[start DATA ENTRIES]

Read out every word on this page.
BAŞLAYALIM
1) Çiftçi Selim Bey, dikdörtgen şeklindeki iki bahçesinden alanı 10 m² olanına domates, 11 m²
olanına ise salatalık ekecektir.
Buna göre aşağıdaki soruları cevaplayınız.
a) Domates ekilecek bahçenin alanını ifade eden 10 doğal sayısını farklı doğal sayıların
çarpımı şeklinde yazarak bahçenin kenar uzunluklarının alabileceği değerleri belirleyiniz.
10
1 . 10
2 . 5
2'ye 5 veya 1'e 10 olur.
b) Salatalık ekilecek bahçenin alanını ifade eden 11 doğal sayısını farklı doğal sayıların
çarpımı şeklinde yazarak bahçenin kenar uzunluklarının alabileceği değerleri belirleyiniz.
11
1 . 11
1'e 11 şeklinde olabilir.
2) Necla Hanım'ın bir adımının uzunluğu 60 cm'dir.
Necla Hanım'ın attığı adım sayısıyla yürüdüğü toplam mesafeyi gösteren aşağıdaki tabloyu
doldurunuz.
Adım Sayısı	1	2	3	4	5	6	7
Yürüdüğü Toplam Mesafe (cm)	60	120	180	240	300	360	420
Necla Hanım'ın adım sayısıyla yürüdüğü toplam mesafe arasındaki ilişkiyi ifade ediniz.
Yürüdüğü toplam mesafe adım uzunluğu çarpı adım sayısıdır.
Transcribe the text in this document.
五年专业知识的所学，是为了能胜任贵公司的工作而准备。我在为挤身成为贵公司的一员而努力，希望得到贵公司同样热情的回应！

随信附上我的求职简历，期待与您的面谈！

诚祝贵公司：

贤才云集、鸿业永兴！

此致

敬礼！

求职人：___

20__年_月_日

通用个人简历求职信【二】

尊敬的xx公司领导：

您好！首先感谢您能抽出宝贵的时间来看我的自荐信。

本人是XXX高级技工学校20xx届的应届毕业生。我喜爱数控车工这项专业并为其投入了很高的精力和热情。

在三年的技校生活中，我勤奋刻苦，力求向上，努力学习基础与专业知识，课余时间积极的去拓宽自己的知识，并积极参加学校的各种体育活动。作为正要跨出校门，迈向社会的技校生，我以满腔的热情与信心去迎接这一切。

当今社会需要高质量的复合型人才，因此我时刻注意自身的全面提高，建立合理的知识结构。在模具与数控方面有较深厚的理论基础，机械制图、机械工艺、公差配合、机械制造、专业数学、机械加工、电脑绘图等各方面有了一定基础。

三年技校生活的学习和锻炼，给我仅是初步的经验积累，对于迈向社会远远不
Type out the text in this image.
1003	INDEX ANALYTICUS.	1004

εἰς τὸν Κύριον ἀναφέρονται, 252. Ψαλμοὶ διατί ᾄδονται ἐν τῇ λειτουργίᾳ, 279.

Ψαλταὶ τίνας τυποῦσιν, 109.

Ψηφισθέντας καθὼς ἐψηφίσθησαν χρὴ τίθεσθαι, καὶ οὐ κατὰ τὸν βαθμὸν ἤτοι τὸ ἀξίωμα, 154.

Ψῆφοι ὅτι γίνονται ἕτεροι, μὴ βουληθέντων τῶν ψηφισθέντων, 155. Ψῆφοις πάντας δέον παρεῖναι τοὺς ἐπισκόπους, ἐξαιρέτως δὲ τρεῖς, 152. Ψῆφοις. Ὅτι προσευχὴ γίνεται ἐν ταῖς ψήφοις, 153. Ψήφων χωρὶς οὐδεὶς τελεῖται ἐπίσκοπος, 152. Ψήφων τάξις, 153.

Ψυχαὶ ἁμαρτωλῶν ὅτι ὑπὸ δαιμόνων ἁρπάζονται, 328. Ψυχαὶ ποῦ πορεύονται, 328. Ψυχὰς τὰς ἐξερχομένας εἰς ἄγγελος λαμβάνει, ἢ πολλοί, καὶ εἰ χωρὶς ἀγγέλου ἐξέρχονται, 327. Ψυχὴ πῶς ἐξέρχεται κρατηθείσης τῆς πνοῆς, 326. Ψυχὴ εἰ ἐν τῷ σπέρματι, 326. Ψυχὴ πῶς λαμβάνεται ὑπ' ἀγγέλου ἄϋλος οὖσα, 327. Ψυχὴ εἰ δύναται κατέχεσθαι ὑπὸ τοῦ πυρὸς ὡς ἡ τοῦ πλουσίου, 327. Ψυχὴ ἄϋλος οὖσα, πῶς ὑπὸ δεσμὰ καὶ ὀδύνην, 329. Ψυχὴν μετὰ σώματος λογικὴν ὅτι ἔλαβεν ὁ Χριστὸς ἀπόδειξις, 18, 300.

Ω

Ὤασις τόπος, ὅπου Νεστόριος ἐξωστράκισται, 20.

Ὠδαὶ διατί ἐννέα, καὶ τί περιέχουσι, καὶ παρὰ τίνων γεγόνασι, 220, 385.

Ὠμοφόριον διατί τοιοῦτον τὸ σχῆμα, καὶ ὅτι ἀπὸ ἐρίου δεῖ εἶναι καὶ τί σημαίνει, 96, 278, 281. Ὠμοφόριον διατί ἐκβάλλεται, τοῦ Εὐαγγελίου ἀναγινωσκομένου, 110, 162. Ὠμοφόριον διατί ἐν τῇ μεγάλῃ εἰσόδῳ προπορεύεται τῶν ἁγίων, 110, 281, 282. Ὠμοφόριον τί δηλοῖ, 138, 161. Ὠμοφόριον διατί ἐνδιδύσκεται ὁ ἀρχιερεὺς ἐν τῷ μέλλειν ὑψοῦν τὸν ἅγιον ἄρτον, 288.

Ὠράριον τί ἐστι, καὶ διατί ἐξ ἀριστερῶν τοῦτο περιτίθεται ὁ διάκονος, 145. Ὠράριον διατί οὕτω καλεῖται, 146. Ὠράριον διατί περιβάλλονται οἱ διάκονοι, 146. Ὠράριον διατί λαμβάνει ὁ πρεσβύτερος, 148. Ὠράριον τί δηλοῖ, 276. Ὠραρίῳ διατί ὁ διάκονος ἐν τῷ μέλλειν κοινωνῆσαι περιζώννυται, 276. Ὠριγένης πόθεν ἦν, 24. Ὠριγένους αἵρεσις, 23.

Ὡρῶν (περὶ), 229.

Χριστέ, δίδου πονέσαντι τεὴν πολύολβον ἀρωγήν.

[end DATA ENTRIES]

> WHAT THE TASK ASKS:
Output the entries exactly.

> CORRECT ANSWER:
Read out every word on this page.
BAŞLAYALIM
1) Çiftçi Selim Bey, dikdörtgen şeklindeki iki bahçesinden alanı 10 m² olanına domates, 11 m²
olanına ise salatalık ekecektir.
Buna göre aşağıdaki soruları cevaplayınız.
a) Domates ekilecek bahçenin alanını ifade eden 10 doğal sayısını farklı doğal sayıların
çarpımı şeklinde yazarak bahçenin kenar uzunluklarının alabileceği değerleri belirleyiniz.
10
1 . 10
2 . 5
2'ye 5 veya 1'e 10 olur.
b) Salatalık ekilecek bahçenin alanını ifade eden 11 doğal sayısını farklı doğal sayıların
çarpımı şeklinde yazarak bahçenin kenar uzunluklarının alabileceği değerleri belirleyiniz.
11
1 . 11
1'e 11 şeklinde olabilir.
2) Necla Hanım'ın bir adımının uzunluğu 60 cm'dir.
Necla Hanım'ın attığı adım sayısıyla yürüdüğü toplam mesafeyi gösteren aşağıdaki tabloyu
doldurunuz.
Adım Sayısı	1	2	3	4	5	6	7
Yürüdüğü Toplam Mesafe (cm)	60	120	180	240	300	360	420
Necla Hanım'ın adım sayısıyla yürüdüğü toplam mesafe arasındaki ilişkiyi ifade ediniz.
Yürüdüğü toplam mesafe adım uzunluğu çarpı adım sayısıdır.
Transcribe the text in this document.
五年专业知识的所学，是为了能胜任贵公司的工作而准备。我在为挤身成为贵公司的一员而努力，希望得到贵公司同样热情的回应！

随信附上我的求职简历，期待与您的面谈！

诚祝贵公司：

贤才云集、鸿业永兴！

此致

敬礼！

求职人：___

20__年_月_日

通用个人简历求职信【二】

尊敬的xx公司领导：

您好！首先感谢您能抽出宝贵的时间来看我的自荐信。

本人是XXX高级技工学校20xx届的应届毕业生。我喜爱数控车工这项专业并为其投入了很高的精力和热情。

在三年的技校生活中，我勤奋刻苦，力求向上，努力学习基础与专业知识，课余时间积极的去拓宽自己的知识，并积极参加学校的各种体育活动。作为正要跨出校门，迈向社会的技校生，我以满腔的热情与信心去迎接这一切。

当今社会需要高质量的复合型人才，因此我时刻注意自身的全面提高，建立合理的知识结构。在模具与数控方面有较深厚的理论基础，机械制图、机械工艺、公差配合、机械制造、专业数学、机械加工、电脑绘图等各方面有了一定基础。

三年技校生活的学习和锻炼，给我仅是初步的经验积累，对于迈向社会远远不
Type out the text in this image.
1003	INDEX ANALYTICUS.	1004

εἰς τὸν Κύριον ἀναφέρονται, 252. Ψαλμοὶ διατί ᾄδονται ἐν τῇ λειτουργίᾳ, 279.

Ψαλταὶ τίνας τυποῦσιν, 109.

Ψηφισθέντας καθὼς ἐψηφίσθησαν χρὴ τίθεσθαι, καὶ οὐ κατὰ τὸν βαθμὸν ἤτοι τὸ ἀξίωμα, 154.

Ψῆφοι ὅτι γίνονται ἕτεροι, μὴ βουληθέντων τῶν ψηφισθέντων, 155. Ψῆφοις πάντας δέον παρεῖναι τοὺς ἐπισκόπους, ἐξαιρέτως δὲ τρεῖς, 152. Ψῆφοις. Ὅτι προσευχὴ γίνεται ἐν ταῖς ψήφοις, 153. Ψήφων χωρὶς οὐδεὶς τελεῖται ἐπίσκοπος, 152. Ψήφων τάξις, 153.

Ψυχαὶ ἁμαρτωλῶν ὅτι ὑπὸ δαιμόνων ἁρπάζονται, 328. Ψυχαὶ ποῦ πορεύονται, 328. Ψυχὰς τὰς ἐξερχομένας εἰς ἄγγελος λαμβάνει, ἢ πολλοί, καὶ εἰ χωρὶς ἀγγέλου ἐξέρχονται, 327. Ψυχὴ πῶς ἐξέρχεται κρατηθείσης τῆς πνοῆς, 326. Ψυχὴ εἰ ἐν τῷ σπέρματι, 326. Ψυχὴ πῶς λαμβάνεται ὑπ' ἀγγέλου ἄϋλος οὖσα, 327. Ψυχὴ εἰ δύναται κατέχεσθαι ὑπὸ τοῦ πυρὸς ὡς ἡ τοῦ πλουσίου, 327. Ψυχὴ ἄϋλος οὖσα, πῶς ὑπὸ δεσμὰ καὶ ὀδύνην, 329. Ψυχὴν μετὰ σώματος λογικὴν ὅτι ἔλαβεν ὁ Χριστὸς ἀπόδειξις, 18, 300.

Ω

Ὤασις τόπος, ὅπου Νεστόριος ἐξωστράκισται, 20.

Ὠδαὶ διατί ἐννέα, καὶ τί περιέχουσι, καὶ παρὰ τίνων γεγόνασι, 220, 385.

Ὠμοφόριον διατί τοιοῦτον τὸ σχῆμα, καὶ ὅτι ἀπὸ ἐρίου δεῖ εἶναι καὶ τί σημαίνει, 96, 278, 281. Ὠμοφόριον διατί ἐκβάλλεται, τοῦ Εὐαγγελίου ἀναγινωσκομένου, 110, 162. Ὠμοφόριον διατί ἐν τῇ μεγάλῃ εἰσόδῳ προπορεύεται τῶν ἁγίων, 110, 281, 282. Ὠμοφόριον τί δηλοῖ, 138, 161. Ὠμοφόριον διατί ἐνδιδύσκεται ὁ ἀρχιερεὺς ἐν τῷ μέλλειν ὑψοῦν τὸν ἅγιον ἄρτον, 288.

Ὠράριον τί ἐστι, καὶ διατί ἐξ ἀριστερῶν τοῦτο περιτίθεται ὁ διάκονος, 145. Ὠράριον διατί οὕτω καλεῖται, 146. Ὠράριον διατί περιβάλλονται οἱ διάκονοι, 146. Ὠράριον διατί λαμβάνει ὁ πρεσβύτερος, 148. Ὠράριον τί δηλοῖ, 276. Ὠραρίῳ διατί ὁ διάκονος ἐν τῷ μέλλειν κοινωνῆσαι περιζώννυται, 276. Ὠριγένης πόθεν ἦν, 24. Ὠριγένους αἵρεσις, 23.

Ὡρῶν (περὶ), 229.

Χριστέ, δίδου πονέσαντι τεὴν πολύολβον ἀρωγήν.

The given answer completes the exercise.